→ **Exercise directions**
Collect the lines of the entries where "Pearsons" shows up.
Data extract START
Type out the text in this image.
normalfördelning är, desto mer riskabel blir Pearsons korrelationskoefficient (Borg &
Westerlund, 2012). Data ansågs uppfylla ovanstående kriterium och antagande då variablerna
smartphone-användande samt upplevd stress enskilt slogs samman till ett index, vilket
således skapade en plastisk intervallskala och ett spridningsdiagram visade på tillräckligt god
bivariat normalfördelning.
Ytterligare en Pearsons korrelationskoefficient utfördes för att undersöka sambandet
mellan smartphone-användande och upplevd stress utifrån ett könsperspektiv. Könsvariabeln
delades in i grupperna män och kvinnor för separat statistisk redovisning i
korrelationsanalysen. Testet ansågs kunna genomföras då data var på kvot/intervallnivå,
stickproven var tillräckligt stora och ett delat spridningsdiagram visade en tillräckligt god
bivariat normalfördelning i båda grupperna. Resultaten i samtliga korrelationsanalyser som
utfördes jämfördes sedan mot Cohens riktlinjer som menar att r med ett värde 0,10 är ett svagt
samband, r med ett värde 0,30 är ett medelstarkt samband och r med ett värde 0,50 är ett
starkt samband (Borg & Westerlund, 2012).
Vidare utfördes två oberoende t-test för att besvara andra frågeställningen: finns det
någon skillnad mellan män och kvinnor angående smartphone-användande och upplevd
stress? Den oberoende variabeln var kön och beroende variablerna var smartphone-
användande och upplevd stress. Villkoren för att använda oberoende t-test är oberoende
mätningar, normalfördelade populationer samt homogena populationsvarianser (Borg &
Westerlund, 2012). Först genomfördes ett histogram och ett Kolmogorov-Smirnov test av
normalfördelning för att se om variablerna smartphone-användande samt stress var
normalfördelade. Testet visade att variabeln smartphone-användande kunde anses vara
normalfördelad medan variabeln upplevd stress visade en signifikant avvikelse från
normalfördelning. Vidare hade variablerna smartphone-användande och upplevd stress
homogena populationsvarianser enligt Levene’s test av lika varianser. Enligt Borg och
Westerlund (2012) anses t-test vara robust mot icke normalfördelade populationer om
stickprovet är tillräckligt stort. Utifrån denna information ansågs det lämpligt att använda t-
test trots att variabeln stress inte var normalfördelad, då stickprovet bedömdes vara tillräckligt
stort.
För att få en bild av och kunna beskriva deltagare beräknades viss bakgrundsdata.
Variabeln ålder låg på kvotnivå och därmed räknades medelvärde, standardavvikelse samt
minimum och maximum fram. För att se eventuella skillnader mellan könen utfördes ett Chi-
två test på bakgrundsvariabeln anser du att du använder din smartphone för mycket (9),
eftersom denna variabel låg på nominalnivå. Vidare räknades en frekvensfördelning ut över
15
Data extract END
Data extract START
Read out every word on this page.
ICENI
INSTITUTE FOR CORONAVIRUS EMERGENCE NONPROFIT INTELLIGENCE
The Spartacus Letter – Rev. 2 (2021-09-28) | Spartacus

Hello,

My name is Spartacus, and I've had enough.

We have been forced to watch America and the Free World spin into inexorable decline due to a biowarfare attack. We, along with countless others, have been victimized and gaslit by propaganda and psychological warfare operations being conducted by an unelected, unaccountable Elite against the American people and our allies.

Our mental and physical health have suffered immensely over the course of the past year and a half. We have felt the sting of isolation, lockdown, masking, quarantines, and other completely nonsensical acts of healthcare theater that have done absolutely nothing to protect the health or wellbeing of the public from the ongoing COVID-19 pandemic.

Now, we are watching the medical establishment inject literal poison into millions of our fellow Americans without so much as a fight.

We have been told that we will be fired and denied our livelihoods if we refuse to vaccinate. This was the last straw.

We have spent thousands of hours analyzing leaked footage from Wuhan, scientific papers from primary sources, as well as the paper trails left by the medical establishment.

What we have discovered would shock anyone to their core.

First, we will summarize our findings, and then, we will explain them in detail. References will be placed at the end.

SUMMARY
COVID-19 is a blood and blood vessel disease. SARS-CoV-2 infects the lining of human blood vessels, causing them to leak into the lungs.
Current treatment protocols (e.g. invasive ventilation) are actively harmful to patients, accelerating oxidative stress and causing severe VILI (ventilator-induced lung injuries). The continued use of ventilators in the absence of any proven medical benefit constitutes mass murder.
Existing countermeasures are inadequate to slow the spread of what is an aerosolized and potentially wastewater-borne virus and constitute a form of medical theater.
Data extract END
→ **Solution**
normalfördelning är, desto mer riskabel blir Pearsons korrelationskoefficient (Borg &
Ytterligare en Pearsons korrelationskoefficient utfördes för att undersöka sambandet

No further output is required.